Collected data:
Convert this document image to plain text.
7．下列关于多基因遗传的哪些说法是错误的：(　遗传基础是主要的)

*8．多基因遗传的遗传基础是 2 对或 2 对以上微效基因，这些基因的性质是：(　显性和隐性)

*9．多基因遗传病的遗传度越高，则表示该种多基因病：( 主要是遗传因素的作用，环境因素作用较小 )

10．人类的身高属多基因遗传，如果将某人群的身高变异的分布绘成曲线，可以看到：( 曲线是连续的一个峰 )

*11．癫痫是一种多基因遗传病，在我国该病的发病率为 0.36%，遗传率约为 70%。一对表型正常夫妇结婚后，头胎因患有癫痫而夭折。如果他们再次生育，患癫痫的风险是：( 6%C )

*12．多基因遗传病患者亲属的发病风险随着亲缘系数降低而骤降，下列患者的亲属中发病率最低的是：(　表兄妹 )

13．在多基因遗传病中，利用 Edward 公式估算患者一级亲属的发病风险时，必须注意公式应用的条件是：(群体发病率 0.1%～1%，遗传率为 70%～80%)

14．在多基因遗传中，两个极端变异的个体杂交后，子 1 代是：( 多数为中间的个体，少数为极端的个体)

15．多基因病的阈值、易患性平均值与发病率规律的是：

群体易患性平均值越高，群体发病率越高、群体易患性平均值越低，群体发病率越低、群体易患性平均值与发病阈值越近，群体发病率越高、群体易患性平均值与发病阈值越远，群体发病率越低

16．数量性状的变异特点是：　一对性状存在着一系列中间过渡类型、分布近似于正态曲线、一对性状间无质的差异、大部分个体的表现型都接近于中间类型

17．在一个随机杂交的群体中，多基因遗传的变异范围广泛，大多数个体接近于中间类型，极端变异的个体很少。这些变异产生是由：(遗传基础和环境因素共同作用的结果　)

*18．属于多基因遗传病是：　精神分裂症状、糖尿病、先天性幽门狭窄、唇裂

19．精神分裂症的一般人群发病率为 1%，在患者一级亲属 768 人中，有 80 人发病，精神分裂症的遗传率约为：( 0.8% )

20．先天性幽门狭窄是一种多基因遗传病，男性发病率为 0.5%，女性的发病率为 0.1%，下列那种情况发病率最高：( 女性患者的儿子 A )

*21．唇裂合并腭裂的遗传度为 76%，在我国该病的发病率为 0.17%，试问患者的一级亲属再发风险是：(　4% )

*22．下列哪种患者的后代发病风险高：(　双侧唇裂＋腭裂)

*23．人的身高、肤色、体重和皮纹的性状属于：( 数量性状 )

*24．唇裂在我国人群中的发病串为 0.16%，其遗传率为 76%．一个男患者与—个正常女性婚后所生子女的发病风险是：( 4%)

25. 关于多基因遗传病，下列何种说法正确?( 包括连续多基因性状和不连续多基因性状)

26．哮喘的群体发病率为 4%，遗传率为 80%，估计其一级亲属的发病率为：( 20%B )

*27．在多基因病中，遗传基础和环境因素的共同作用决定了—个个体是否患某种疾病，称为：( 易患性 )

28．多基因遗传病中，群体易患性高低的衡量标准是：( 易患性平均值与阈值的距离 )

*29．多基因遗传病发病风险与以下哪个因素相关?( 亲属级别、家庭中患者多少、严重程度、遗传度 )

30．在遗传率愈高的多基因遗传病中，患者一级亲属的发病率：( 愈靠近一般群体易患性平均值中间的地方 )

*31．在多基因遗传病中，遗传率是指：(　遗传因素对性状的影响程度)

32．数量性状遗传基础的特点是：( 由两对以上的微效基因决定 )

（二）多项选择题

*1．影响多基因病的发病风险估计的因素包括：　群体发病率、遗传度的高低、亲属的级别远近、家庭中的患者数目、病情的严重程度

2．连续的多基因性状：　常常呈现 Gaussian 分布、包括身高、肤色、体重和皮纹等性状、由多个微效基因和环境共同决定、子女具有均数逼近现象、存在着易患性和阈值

--

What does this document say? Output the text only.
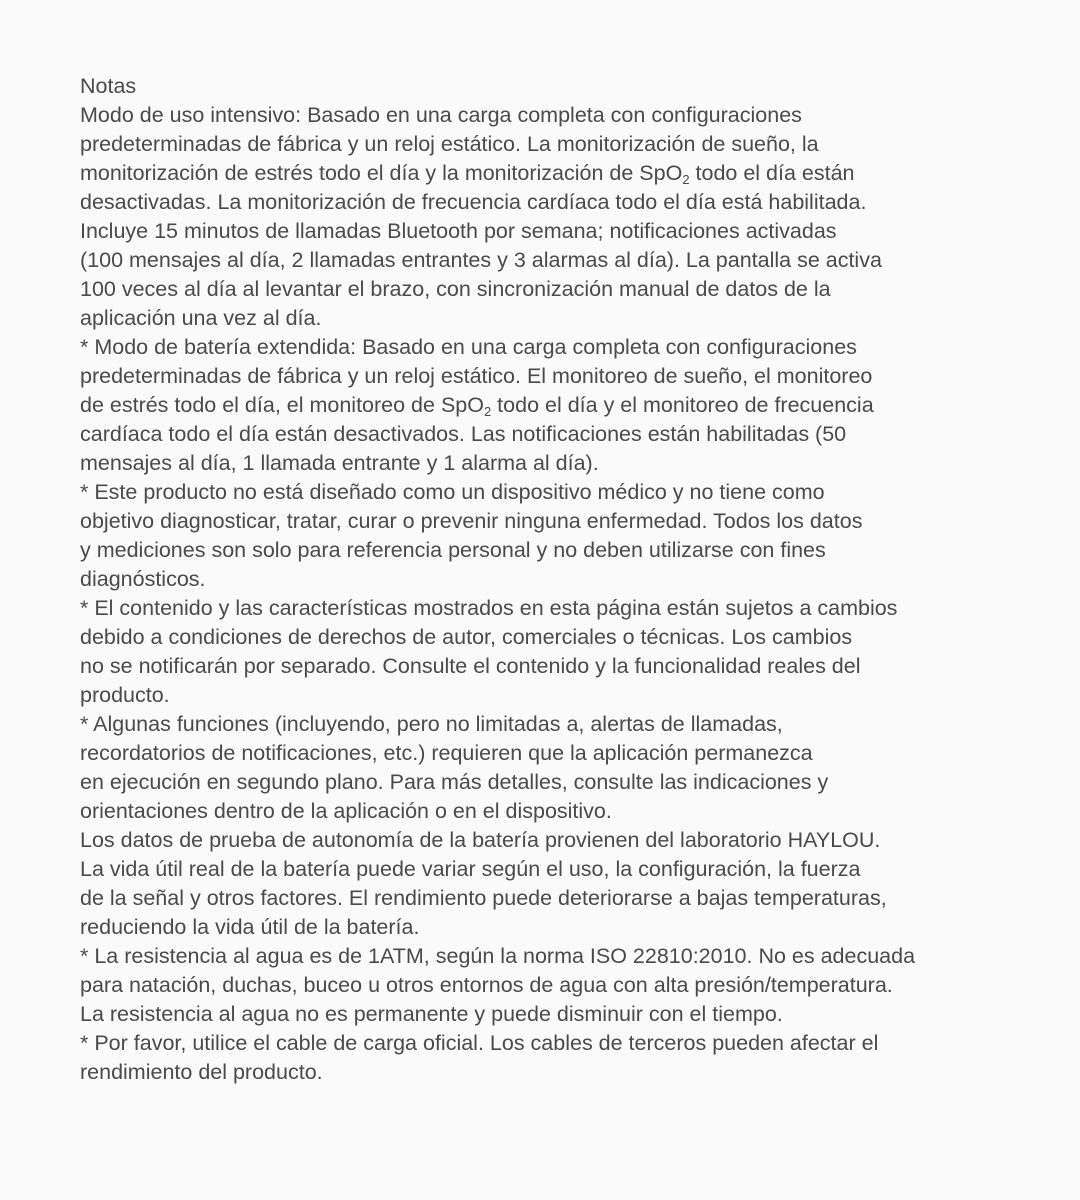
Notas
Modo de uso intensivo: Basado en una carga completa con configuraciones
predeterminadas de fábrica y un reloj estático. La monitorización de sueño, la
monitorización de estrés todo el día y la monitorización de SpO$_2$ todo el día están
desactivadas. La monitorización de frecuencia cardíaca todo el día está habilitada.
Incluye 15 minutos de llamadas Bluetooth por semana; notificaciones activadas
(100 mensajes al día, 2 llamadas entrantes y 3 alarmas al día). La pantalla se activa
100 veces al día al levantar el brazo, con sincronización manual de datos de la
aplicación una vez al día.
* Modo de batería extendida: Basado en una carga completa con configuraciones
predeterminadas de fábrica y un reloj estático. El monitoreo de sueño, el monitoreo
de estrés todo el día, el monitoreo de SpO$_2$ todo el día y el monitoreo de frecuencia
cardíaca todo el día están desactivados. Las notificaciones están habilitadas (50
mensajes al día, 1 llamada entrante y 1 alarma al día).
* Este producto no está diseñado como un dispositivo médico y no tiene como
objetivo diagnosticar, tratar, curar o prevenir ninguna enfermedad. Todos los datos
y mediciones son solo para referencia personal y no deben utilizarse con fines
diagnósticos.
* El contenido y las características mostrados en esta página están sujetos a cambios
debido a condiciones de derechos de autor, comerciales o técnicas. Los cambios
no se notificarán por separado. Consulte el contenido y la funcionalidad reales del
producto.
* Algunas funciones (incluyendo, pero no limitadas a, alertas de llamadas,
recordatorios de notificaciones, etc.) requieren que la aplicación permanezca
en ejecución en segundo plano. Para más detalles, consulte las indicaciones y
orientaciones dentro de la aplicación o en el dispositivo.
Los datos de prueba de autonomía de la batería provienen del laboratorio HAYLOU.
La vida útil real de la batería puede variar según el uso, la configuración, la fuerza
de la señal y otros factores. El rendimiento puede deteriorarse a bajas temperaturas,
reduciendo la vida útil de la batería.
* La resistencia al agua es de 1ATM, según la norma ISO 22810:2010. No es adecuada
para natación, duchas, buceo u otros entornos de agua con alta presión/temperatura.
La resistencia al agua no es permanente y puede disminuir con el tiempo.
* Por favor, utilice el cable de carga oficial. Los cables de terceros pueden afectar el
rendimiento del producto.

● **What is being asked**
Write out every line from the entries where "Basado" appears.

● **Result for this task**
Modo de uso intensivo: Basado en una carga completa con configuraciones
* Modo de batería extendida: Basado en una carga completa con configuraciones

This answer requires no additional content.